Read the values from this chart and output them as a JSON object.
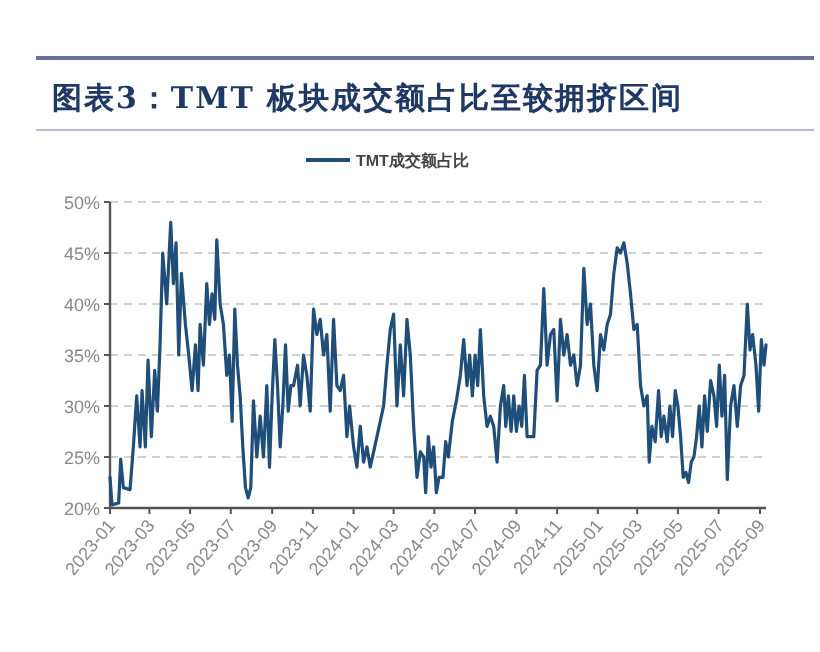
{
  "chart_data": {
    "type": "line",
    "title": "图表3：TMT 板块成交额占比至较拥挤区间",
    "x": [
      "2023-01-01",
      "2023-01-04",
      "2023-01-14",
      "2023-01-17",
      "2023-01-21",
      "2023-01-31",
      "2023-02-05",
      "2023-02-10",
      "2023-02-15",
      "2023-02-18",
      "2023-02-23",
      "2023-02-27",
      "2023-03-04",
      "2023-03-09",
      "2023-03-13",
      "2023-03-17",
      "2023-03-21",
      "2023-03-27",
      "2023-04-02",
      "2023-04-06",
      "2023-04-10",
      "2023-04-14",
      "2023-04-18",
      "2023-04-24",
      "2023-04-29",
      "2023-05-04",
      "2023-05-09",
      "2023-05-13",
      "2023-05-16",
      "2023-05-21",
      "2023-05-26",
      "2023-05-30",
      "2023-06-03",
      "2023-06-07",
      "2023-06-10",
      "2023-06-15",
      "2023-06-20",
      "2023-06-25",
      "2023-06-29",
      "2023-07-03",
      "2023-07-07",
      "2023-07-11",
      "2023-07-15",
      "2023-07-19",
      "2023-07-23",
      "2023-07-27",
      "2023-07-31",
      "2023-08-04",
      "2023-08-09",
      "2023-08-14",
      "2023-08-19",
      "2023-08-24",
      "2023-08-28",
      "2023-09-01",
      "2023-09-05",
      "2023-09-09",
      "2023-09-13",
      "2023-09-17",
      "2023-09-21",
      "2023-09-25",
      "2023-09-29",
      "2023-10-03",
      "2023-10-09",
      "2023-10-13",
      "2023-10-18",
      "2023-10-23",
      "2023-10-28",
      "2023-11-02",
      "2023-11-07",
      "2023-11-12",
      "2023-11-17",
      "2023-11-22",
      "2023-11-27",
      "2023-12-02",
      "2023-12-07",
      "2023-12-12",
      "2023-12-17",
      "2023-12-22",
      "2023-12-26",
      "2024-01-01",
      "2024-01-06",
      "2024-01-11",
      "2024-01-16",
      "2024-01-21",
      "2024-01-26",
      "2024-01-31",
      "2024-02-05",
      "2024-02-15",
      "2024-02-20",
      "2024-02-25",
      "2024-03-01",
      "2024-03-06",
      "2024-03-11",
      "2024-03-16",
      "2024-03-21",
      "2024-03-26",
      "2024-03-31",
      "2024-04-05",
      "2024-04-10",
      "2024-04-15",
      "2024-04-18",
      "2024-04-22",
      "2024-04-26",
      "2024-04-30",
      "2024-05-04",
      "2024-05-08",
      "2024-05-14",
      "2024-05-18",
      "2024-05-22",
      "2024-05-28",
      "2024-06-03",
      "2024-06-09",
      "2024-06-14",
      "2024-06-19",
      "2024-06-23",
      "2024-06-27",
      "2024-07-01",
      "2024-07-05",
      "2024-07-09",
      "2024-07-14",
      "2024-07-19",
      "2024-07-24",
      "2024-07-29",
      "2024-08-03",
      "2024-08-08",
      "2024-08-13",
      "2024-08-16",
      "2024-08-20",
      "2024-08-24",
      "2024-08-28",
      "2024-09-01",
      "2024-09-05",
      "2024-09-09",
      "2024-09-13",
      "2024-09-17",
      "2024-09-22",
      "2024-09-27",
      "2024-10-02",
      "2024-10-07",
      "2024-10-12",
      "2024-10-17",
      "2024-10-22",
      "2024-10-27",
      "2024-11-01",
      "2024-11-06",
      "2024-11-11",
      "2024-11-16",
      "2024-11-21",
      "2024-11-26",
      "2024-12-01",
      "2024-12-06",
      "2024-12-11",
      "2024-12-16",
      "2024-12-21",
      "2024-12-26",
      "2024-12-31",
      "2025-01-05",
      "2025-01-10",
      "2025-01-15",
      "2025-01-20",
      "2025-01-25",
      "2025-01-30",
      "2025-02-04",
      "2025-02-09",
      "2025-02-14",
      "2025-02-19",
      "2025-02-24",
      "2025-03-01",
      "2025-03-06",
      "2025-03-11",
      "2025-03-16",
      "2025-03-19",
      "2025-03-23",
      "2025-03-28",
      "2025-04-02",
      "2025-04-06",
      "2025-04-10",
      "2025-04-15",
      "2025-04-19",
      "2025-04-23",
      "2025-04-27",
      "2025-05-01",
      "2025-05-05",
      "2025-05-09",
      "2025-05-13",
      "2025-05-17",
      "2025-05-21",
      "2025-05-25",
      "2025-05-29",
      "2025-06-02",
      "2025-06-06",
      "2025-06-10",
      "2025-06-14",
      "2025-06-19",
      "2025-06-24",
      "2025-06-28",
      "2025-07-02",
      "2025-07-06",
      "2025-07-10",
      "2025-07-14",
      "2025-07-19",
      "2025-07-24",
      "2025-07-29",
      "2025-08-03",
      "2025-08-08",
      "2025-08-13",
      "2025-08-17",
      "2025-08-21",
      "2025-08-26",
      "2025-08-30",
      "2025-09-03",
      "2025-09-07",
      "2025-09-10"
    ],
    "series": [
      {
        "name": "TMT成交额占比",
        "color": "#1f4e79",
        "values": [
          23,
          20.3,
          20.5,
          24.8,
          22,
          21.8,
          26,
          31,
          26,
          31.5,
          26,
          34.5,
          27,
          33.5,
          29.5,
          36,
          45,
          40,
          48,
          42,
          46,
          35,
          43,
          38,
          35,
          31.5,
          36,
          31.5,
          38,
          34,
          42,
          38,
          41,
          38.5,
          46.3,
          40,
          38,
          33,
          35,
          28.5,
          39.5,
          34,
          31,
          26,
          22,
          21,
          22,
          30.5,
          25,
          29,
          25,
          32,
          24,
          31,
          36.5,
          32,
          26,
          30,
          36,
          29.5,
          32,
          32,
          34,
          30,
          35,
          33,
          29.5,
          39.5,
          37,
          38.5,
          35,
          37,
          29.5,
          38.5,
          32,
          31.5,
          33,
          27,
          30,
          26,
          24,
          28,
          24.5,
          26,
          24,
          25.5,
          27,
          30,
          34,
          37.5,
          39,
          30,
          36,
          31,
          38.5,
          35,
          28,
          23,
          25.5,
          25,
          21.5,
          27,
          24,
          26,
          21.5,
          23,
          23,
          26.5,
          25,
          28.5,
          30.5,
          33,
          36.5,
          32,
          35,
          31,
          35,
          32,
          37.5,
          31,
          28,
          29,
          28,
          24.5,
          30,
          32,
          28,
          31,
          27.5,
          31,
          27.5,
          30,
          28,
          33,
          27,
          27,
          27,
          33.5,
          34,
          41.5,
          34,
          37,
          37.5,
          30.5,
          38.5,
          35,
          37,
          34,
          35,
          32,
          34,
          43.5,
          38,
          40,
          34,
          31.5,
          37,
          35.5,
          38,
          39,
          43,
          45.5,
          45,
          46,
          44,
          41,
          37.5,
          38,
          32,
          30,
          31,
          24.5,
          28,
          26.5,
          31.5,
          27,
          29,
          26.5,
          30,
          27,
          31.5,
          30,
          27,
          23,
          23.5,
          22.5,
          24.5,
          25,
          27,
          30,
          26,
          31,
          27.5,
          32.5,
          31,
          28,
          34,
          29,
          33,
          22.8,
          30,
          32,
          28,
          32,
          33,
          40,
          35.5,
          37,
          34,
          29.5,
          36.5,
          34,
          36
        ]
      }
    ],
    "xlim": [
      "2023-01-01",
      "2025-09-10"
    ],
    "xticks": [
      "2023-01",
      "2023-03",
      "2023-05",
      "2023-07",
      "2023-09",
      "2023-11",
      "2024-01",
      "2024-03",
      "2024-05",
      "2024-07",
      "2024-09",
      "2024-11",
      "2025-01",
      "2025-03",
      "2025-05",
      "2025-07",
      "2025-09"
    ],
    "ylim": [
      20,
      50
    ],
    "yticks": [
      {
        "value": 20,
        "label": "20%"
      },
      {
        "value": 25,
        "label": "25%"
      },
      {
        "value": 30,
        "label": "30%"
      },
      {
        "value": 35,
        "label": "35%"
      },
      {
        "value": 40,
        "label": "40%"
      },
      {
        "value": 45,
        "label": "45%"
      },
      {
        "value": 50,
        "label": "50%"
      }
    ],
    "grid": "y",
    "legend": "top"
  }
}
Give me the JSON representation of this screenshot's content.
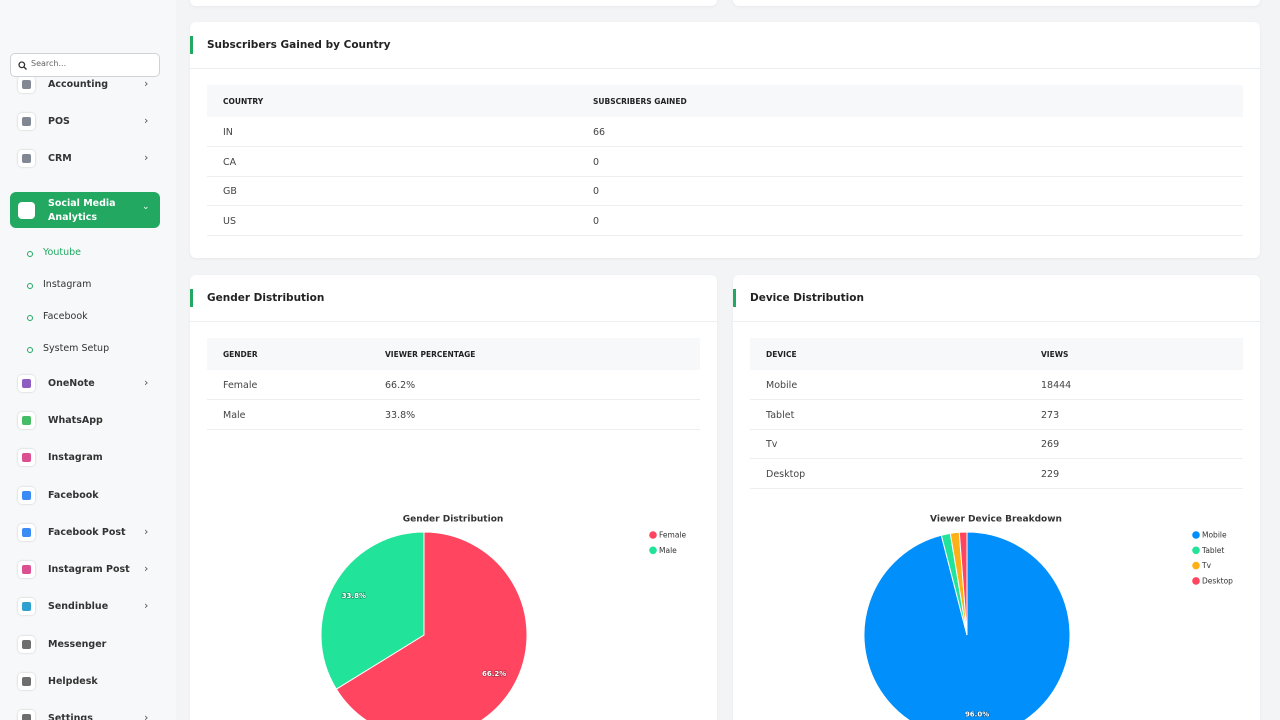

-------

Given problem
For the entries above, count the lines that contain the string "this", and state that number without further comment.

Solved problem
2